» **PROBLEM REQUIREMENTS**: What's needed is a word-for-word retyping of the entries below, pictures omitted.

(PROVIDED ENTRIES Opens)

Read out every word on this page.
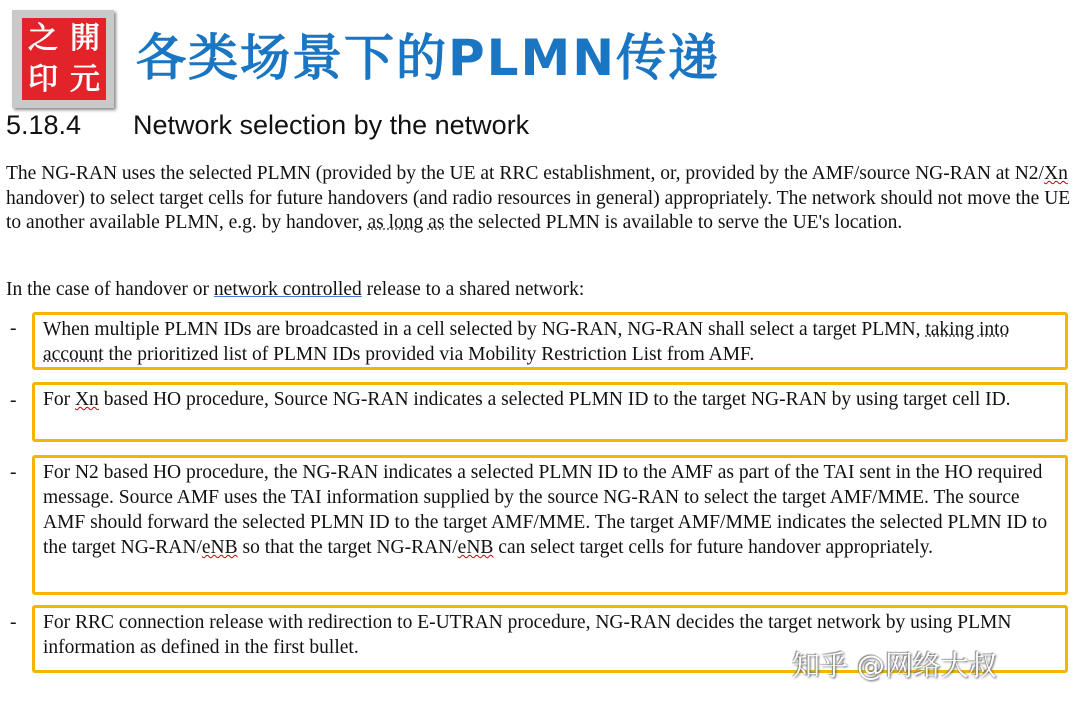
之 開
印 元 各类场景下的PLMN传递
5.18.4 Network selection by the network

The NG-RAN uses the selected PLMN (provided by the UE at RRC establishment, or, provided by the AMF/source NG-RAN at N2/Xn handover) to select target cells for future handovers (and radio resources in general) appropriately. The network should not move the UE to another available PLMN, e.g. by handover, as long as the selected PLMN is available to serve the UE's location.

In the case of handover or network controlled release to a shared network:

-	When multiple PLMN IDs are broadcasted in a cell selected by NG-RAN, NG-RAN shall select a target PLMN, taking into account the prioritized list of PLMN IDs provided via Mobility Restriction List from AMF.
-	For Xn based HO procedure, Source NG-RAN indicates a selected PLMN ID to the target NG-RAN by using target cell ID.
-	For N2 based HO procedure, the NG-RAN indicates a selected PLMN ID to the AMF as part of the TAI sent in the HO required message. Source AMF uses the TAI information supplied by the source NG-RAN to select the target AMF/MME. The source AMF should forward the selected PLMN ID to the target AMF/MME. The target AMF/MME indicates the selected PLMN ID to the target NG-RAN/eNB so that the target NG-RAN/eNB can select target cells for future handover appropriately.
-	For RRC connection release with redirection to E-UTRAN procedure, NG-RAN decides the target network by using PLMN information as defined in the first bullet.
知乎 @网络大叔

(PROVIDED ENTRIES Closes)

» **ANSWER SECTION**:
Read out every word on this page.
之 開
印 元 各类场景下的PLMN传递
5.18.4 Network selection by the network

The NG-RAN uses the selected PLMN (provided by the UE at RRC establishment, or, provided by the AMF/source NG-RAN at N2/Xn handover) to select target cells for future handovers (and radio resources in general) appropriately. The network should not move the UE to another available PLMN, e.g. by handover, as long as the selected PLMN is available to serve the UE's location.

In the case of handover or network controlled release to a shared network:

-	When multiple PLMN IDs are broadcasted in a cell selected by NG-RAN, NG-RAN shall select a target PLMN, taking into account the prioritized list of PLMN IDs provided via Mobility Restriction List from AMF.
-	For Xn based HO procedure, Source NG-RAN indicates a selected PLMN ID to the target NG-RAN by using target cell ID.
-	For N2 based HO procedure, the NG-RAN indicates a selected PLMN ID to the AMF as part of the TAI sent in the HO required message. Source AMF uses the TAI information supplied by the source NG-RAN to select the target AMF/MME. The source AMF should forward the selected PLMN ID to the target AMF/MME. The target AMF/MME indicates the selected PLMN ID to the target NG-RAN/eNB so that the target NG-RAN/eNB can select target cells for future handover appropriately.
-	For RRC connection release with redirection to E-UTRAN procedure, NG-RAN decides the target network by using PLMN information as defined in the first bullet.
知乎 @网络大叔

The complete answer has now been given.